### PROBLEM DESCRIPTION:
Collect all the lines that mention the word "elapsed".

>> start

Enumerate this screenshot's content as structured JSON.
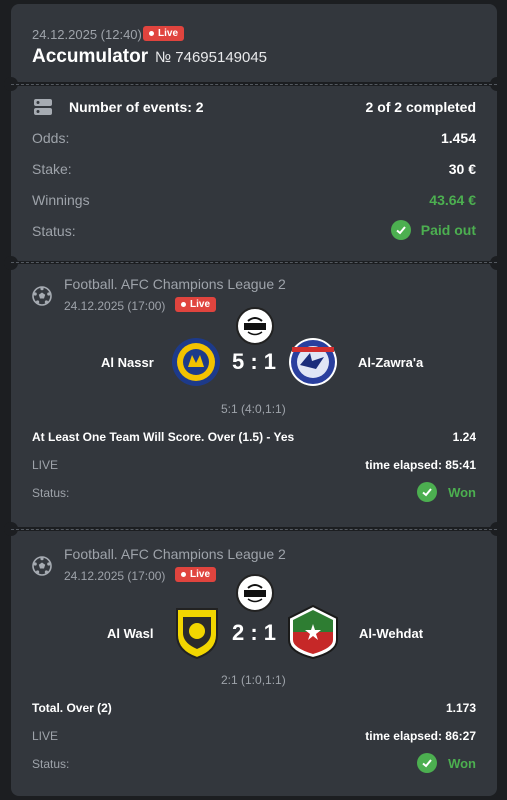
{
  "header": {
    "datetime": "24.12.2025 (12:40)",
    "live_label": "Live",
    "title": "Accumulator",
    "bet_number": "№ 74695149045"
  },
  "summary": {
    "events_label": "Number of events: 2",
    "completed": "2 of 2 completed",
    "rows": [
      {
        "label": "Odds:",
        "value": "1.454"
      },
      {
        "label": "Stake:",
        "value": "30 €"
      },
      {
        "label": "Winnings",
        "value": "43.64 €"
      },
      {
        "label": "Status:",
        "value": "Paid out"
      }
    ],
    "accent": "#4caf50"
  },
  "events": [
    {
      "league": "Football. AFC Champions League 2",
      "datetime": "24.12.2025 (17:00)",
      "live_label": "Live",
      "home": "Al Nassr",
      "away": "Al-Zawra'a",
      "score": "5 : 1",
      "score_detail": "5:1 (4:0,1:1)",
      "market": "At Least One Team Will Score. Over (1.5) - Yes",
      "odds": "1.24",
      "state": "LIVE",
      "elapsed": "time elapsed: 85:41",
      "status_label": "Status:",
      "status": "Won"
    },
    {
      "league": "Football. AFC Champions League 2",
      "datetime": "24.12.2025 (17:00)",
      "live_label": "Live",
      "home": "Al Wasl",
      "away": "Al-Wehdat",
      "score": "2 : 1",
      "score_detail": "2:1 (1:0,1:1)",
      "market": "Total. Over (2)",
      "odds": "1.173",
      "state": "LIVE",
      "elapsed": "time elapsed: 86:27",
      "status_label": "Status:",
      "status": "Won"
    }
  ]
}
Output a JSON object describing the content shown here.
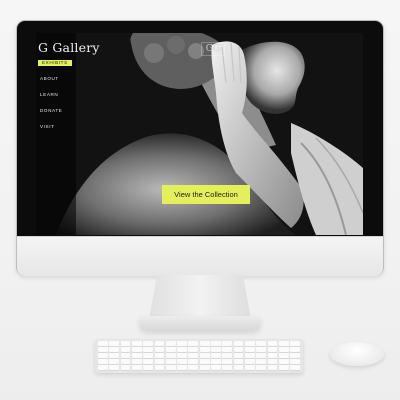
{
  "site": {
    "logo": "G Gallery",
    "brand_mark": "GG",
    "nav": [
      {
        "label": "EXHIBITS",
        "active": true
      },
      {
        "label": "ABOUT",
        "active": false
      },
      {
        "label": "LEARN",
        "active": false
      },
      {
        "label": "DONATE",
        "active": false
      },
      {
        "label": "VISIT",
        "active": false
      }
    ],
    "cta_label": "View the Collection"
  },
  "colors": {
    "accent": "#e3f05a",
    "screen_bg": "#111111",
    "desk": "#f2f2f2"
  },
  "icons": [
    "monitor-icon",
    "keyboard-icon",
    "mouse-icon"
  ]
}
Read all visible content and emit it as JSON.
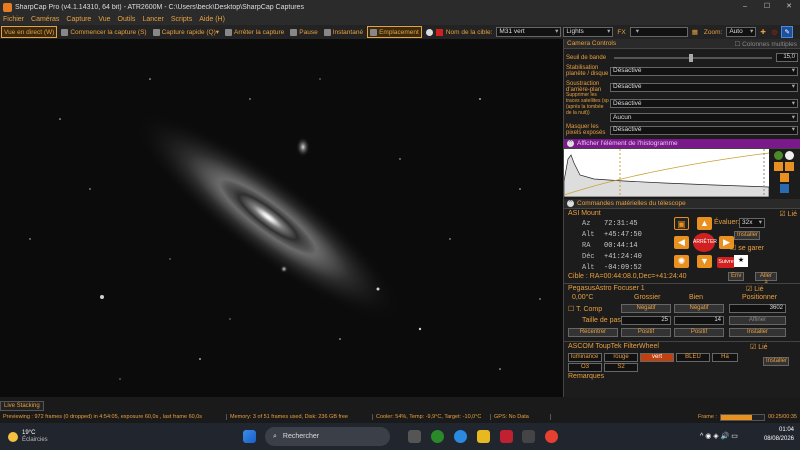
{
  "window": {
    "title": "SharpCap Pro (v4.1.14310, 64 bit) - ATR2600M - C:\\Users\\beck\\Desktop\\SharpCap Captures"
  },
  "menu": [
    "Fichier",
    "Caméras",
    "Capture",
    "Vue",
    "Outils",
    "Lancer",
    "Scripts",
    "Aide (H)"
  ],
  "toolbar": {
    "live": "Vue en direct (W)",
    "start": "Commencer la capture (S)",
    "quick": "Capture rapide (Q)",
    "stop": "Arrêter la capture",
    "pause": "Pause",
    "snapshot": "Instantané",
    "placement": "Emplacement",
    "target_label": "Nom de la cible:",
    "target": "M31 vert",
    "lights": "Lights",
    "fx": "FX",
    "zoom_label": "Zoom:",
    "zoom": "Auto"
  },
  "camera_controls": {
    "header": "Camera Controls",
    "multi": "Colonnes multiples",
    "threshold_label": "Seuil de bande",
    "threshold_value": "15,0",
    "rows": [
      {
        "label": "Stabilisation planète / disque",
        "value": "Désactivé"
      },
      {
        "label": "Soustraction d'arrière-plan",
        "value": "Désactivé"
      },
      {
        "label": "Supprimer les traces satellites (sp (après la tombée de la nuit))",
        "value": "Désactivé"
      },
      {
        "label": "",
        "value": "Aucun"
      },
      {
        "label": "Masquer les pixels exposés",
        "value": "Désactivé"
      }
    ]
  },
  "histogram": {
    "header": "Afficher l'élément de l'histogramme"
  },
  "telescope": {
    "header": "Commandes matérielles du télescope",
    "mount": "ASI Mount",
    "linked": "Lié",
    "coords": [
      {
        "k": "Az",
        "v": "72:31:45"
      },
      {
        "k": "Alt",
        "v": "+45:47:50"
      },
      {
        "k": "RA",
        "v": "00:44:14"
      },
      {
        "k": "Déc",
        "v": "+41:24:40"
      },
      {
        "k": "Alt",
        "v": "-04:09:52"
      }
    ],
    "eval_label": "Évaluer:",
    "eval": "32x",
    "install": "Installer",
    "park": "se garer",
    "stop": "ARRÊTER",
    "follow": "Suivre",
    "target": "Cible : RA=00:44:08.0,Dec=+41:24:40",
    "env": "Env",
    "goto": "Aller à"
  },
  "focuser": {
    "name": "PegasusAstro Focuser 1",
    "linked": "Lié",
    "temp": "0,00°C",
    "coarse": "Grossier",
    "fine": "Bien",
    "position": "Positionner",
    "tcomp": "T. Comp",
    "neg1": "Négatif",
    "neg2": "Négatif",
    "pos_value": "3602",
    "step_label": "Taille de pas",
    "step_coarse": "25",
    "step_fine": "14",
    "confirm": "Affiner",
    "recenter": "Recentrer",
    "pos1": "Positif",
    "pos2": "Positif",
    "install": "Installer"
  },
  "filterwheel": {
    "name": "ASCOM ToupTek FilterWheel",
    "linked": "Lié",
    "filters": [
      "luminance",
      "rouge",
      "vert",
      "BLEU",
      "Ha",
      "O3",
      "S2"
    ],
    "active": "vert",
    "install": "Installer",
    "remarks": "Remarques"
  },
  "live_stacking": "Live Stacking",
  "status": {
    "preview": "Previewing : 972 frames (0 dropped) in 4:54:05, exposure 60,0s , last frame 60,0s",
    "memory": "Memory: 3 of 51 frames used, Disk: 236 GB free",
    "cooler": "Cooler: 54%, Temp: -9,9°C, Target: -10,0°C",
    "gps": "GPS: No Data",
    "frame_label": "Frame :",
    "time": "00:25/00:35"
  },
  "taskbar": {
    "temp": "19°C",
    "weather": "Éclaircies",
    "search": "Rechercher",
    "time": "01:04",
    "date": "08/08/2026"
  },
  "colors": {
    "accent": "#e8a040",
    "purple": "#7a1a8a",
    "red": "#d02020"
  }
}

>> end
>> start

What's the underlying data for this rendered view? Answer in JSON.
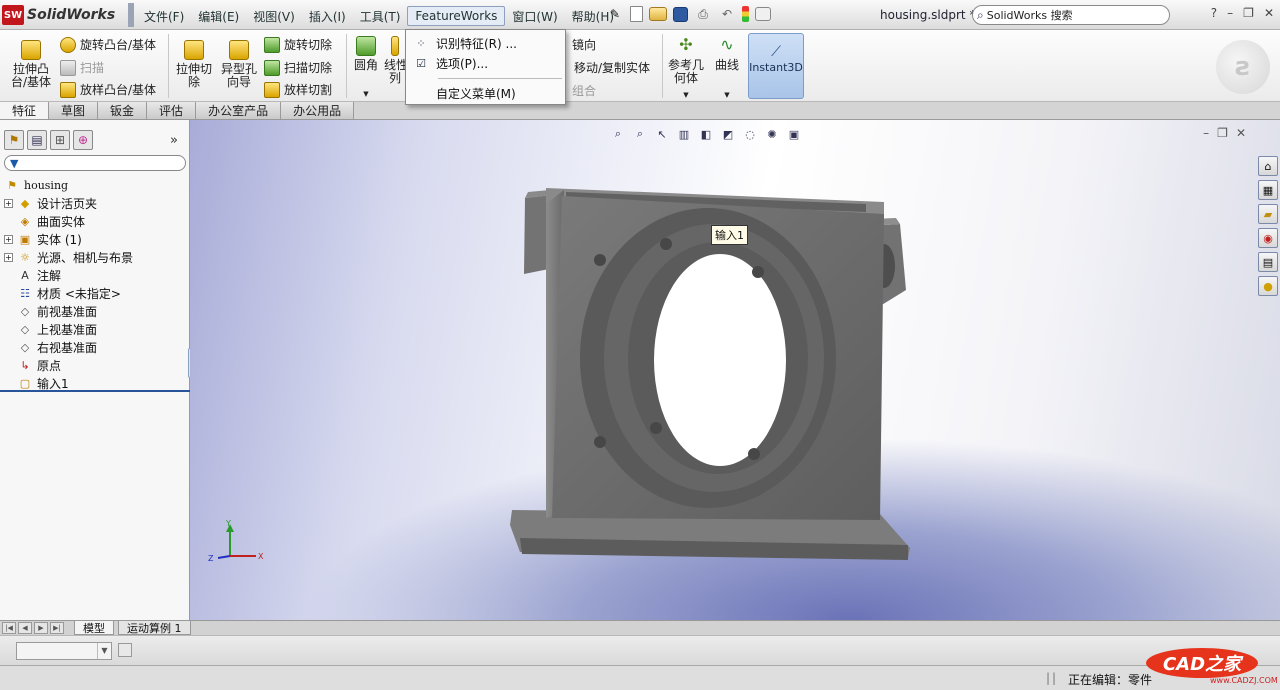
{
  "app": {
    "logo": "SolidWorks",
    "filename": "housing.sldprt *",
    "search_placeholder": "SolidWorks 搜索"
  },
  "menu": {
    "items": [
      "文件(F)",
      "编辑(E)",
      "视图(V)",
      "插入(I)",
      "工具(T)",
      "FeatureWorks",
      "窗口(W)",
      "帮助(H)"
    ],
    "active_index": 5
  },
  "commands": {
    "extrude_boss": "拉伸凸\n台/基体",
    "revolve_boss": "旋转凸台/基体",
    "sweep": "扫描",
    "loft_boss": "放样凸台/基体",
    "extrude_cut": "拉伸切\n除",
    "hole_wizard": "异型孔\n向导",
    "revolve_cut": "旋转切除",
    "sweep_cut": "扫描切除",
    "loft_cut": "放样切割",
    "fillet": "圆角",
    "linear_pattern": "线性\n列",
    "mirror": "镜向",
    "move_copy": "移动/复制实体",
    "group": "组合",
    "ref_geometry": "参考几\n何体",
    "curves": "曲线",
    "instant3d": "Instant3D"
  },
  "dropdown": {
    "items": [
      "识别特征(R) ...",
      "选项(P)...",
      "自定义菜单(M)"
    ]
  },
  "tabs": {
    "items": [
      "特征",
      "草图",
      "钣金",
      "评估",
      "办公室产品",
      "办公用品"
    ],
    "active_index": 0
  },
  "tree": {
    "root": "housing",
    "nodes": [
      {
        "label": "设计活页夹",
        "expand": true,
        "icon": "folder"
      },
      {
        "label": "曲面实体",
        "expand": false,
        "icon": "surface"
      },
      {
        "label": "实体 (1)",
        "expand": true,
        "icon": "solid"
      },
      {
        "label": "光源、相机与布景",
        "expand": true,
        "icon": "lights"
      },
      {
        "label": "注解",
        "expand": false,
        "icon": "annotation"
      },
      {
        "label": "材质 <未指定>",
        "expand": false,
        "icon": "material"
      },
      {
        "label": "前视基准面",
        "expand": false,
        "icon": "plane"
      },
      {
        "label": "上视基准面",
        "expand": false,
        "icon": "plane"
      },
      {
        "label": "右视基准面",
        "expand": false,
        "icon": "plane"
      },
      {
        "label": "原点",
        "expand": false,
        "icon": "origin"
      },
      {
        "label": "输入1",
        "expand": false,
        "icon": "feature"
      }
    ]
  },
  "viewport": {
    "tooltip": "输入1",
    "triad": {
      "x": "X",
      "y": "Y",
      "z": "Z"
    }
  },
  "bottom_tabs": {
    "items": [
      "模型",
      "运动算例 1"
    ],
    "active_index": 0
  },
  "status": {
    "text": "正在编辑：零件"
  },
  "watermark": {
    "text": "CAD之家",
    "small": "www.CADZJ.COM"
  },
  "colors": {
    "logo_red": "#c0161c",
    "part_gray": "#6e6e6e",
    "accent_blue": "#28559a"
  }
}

>> end

### THE COMPLETED TASK:
      "elapsed": "time elapsed: 85:41",
      "elapsed": "time elapsed: 86:27",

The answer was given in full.